start Source data
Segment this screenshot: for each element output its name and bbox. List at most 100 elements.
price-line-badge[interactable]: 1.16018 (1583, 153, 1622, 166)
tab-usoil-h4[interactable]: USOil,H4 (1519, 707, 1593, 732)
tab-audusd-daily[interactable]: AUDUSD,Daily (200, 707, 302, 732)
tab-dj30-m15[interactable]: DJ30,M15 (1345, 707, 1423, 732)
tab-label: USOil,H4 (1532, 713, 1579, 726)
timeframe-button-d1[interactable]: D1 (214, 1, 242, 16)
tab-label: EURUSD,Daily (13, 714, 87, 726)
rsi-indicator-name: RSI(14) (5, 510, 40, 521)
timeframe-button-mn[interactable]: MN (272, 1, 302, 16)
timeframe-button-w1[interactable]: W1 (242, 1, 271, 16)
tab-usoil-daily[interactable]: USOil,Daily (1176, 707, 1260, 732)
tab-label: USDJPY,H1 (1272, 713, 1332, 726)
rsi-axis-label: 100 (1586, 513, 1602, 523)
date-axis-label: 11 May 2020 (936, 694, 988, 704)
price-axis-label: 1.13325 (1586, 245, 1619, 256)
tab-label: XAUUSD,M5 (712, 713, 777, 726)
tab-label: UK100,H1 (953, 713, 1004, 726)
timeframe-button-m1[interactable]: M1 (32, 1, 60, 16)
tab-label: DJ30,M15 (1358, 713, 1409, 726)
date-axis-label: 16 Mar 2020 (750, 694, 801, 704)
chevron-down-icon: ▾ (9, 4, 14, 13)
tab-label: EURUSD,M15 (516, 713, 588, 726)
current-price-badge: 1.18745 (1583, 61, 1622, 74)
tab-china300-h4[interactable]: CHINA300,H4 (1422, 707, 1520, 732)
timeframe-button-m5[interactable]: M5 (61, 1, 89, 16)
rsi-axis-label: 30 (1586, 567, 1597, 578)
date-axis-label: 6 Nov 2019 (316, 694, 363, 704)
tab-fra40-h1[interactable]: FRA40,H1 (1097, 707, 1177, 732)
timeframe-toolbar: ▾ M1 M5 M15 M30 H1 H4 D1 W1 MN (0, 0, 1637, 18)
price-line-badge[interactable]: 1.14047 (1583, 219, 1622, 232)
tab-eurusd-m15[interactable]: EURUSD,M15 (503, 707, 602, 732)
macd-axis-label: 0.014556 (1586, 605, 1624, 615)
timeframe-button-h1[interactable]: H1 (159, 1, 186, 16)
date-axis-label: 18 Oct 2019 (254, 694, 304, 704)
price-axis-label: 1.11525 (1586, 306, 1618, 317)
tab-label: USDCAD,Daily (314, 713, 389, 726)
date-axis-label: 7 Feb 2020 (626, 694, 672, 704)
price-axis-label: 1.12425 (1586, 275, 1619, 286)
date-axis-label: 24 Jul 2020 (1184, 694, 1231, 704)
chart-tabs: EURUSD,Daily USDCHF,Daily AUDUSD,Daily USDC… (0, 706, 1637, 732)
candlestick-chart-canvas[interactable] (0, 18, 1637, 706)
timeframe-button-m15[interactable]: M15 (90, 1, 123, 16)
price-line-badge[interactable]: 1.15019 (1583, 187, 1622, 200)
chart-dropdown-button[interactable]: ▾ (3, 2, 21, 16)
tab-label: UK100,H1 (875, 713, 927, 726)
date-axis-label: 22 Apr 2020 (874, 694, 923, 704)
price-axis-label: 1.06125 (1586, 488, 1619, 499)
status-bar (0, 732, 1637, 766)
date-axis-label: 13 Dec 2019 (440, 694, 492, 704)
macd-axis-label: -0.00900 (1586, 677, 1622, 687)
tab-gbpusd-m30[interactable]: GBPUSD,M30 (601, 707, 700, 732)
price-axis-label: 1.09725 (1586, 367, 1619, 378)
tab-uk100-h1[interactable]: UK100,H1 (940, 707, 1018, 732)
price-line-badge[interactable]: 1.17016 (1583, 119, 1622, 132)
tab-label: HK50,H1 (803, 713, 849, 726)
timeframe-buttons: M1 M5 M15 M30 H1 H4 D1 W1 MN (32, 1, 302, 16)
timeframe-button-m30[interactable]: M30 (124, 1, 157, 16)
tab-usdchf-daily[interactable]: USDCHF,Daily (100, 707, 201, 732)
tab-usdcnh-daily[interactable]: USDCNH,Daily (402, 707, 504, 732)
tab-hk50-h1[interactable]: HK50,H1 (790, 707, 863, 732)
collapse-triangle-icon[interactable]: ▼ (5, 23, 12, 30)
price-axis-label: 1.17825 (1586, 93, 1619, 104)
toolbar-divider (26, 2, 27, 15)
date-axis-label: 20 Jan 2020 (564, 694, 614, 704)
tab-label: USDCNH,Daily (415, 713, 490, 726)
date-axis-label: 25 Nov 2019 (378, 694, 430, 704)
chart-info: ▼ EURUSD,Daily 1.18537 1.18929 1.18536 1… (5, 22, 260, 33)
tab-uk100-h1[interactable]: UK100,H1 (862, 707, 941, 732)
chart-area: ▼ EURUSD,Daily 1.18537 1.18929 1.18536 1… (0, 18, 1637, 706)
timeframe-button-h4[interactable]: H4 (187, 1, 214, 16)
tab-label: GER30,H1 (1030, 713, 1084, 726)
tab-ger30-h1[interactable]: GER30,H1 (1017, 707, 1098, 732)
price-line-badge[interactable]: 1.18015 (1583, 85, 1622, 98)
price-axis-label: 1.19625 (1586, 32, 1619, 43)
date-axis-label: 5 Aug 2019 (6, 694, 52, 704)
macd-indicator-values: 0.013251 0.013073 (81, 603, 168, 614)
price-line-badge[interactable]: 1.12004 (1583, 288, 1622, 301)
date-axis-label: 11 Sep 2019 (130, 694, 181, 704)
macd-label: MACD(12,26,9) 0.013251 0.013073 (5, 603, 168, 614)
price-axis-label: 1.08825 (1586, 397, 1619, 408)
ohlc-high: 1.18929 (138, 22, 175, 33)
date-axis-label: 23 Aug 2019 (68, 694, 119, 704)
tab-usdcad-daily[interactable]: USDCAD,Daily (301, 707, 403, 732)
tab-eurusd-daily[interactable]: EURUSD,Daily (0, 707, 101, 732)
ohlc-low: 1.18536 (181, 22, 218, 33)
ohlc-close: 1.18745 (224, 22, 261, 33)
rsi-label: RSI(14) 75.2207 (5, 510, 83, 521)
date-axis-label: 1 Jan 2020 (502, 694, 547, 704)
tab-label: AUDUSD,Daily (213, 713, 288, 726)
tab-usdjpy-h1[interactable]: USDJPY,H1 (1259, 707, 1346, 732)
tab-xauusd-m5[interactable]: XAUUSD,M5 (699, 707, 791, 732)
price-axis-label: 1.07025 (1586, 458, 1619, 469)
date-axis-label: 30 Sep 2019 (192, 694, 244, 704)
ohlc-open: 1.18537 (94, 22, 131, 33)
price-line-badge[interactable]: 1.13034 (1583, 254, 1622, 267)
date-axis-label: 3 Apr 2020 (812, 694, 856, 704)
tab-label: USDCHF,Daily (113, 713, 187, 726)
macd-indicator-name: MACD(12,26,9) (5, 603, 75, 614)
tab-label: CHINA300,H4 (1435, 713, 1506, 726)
end Source data
## Stated goal
Copy the material word for word, from its first line up to and including the line that contains "707, 1520, 732)".

## Reply
Segment this screenshot: for each element output its name and bbox. List at most 100 elements.
price-line-badge[interactable]: 1.16018 (1583, 153, 1622, 166)
tab-usoil-h4[interactable]: USOil,H4 (1519, 707, 1593, 732)
tab-audusd-daily[interactable]: AUDUSD,Daily (200, 707, 302, 732)
tab-dj30-m15[interactable]: DJ30,M15 (1345, 707, 1423, 732)
tab-label: USOil,H4 (1532, 713, 1579, 726)
timeframe-button-d1[interactable]: D1 (214, 1, 242, 16)
tab-label: EURUSD,Daily (13, 714, 87, 726)
rsi-indicator-name: RSI(14) (5, 510, 40, 521)
timeframe-button-mn[interactable]: MN (272, 1, 302, 16)
timeframe-button-w1[interactable]: W1 (242, 1, 271, 16)
tab-usoil-daily[interactable]: USOil,Daily (1176, 707, 1260, 732)
tab-label: USDJPY,H1 (1272, 713, 1332, 726)
rsi-axis-label: 100 (1586, 513, 1602, 523)
date-axis-label: 11 May 2020 (936, 694, 988, 704)
price-axis-label: 1.13325 (1586, 245, 1619, 256)
tab-label: XAUUSD,M5 (712, 713, 777, 726)
tab-label: UK100,H1 (953, 713, 1004, 726)
timeframe-button-m1[interactable]: M1 (32, 1, 60, 16)
tab-label: DJ30,M15 (1358, 713, 1409, 726)
date-axis-label: 16 Mar 2020 (750, 694, 801, 704)
chevron-down-icon: ▾ (9, 4, 14, 13)
tab-label: EURUSD,M15 (516, 713, 588, 726)
current-price-badge: 1.18745 (1583, 61, 1622, 74)
tab-china300-h4[interactable]: CHINA300,H4 (1422, 707, 1520, 732)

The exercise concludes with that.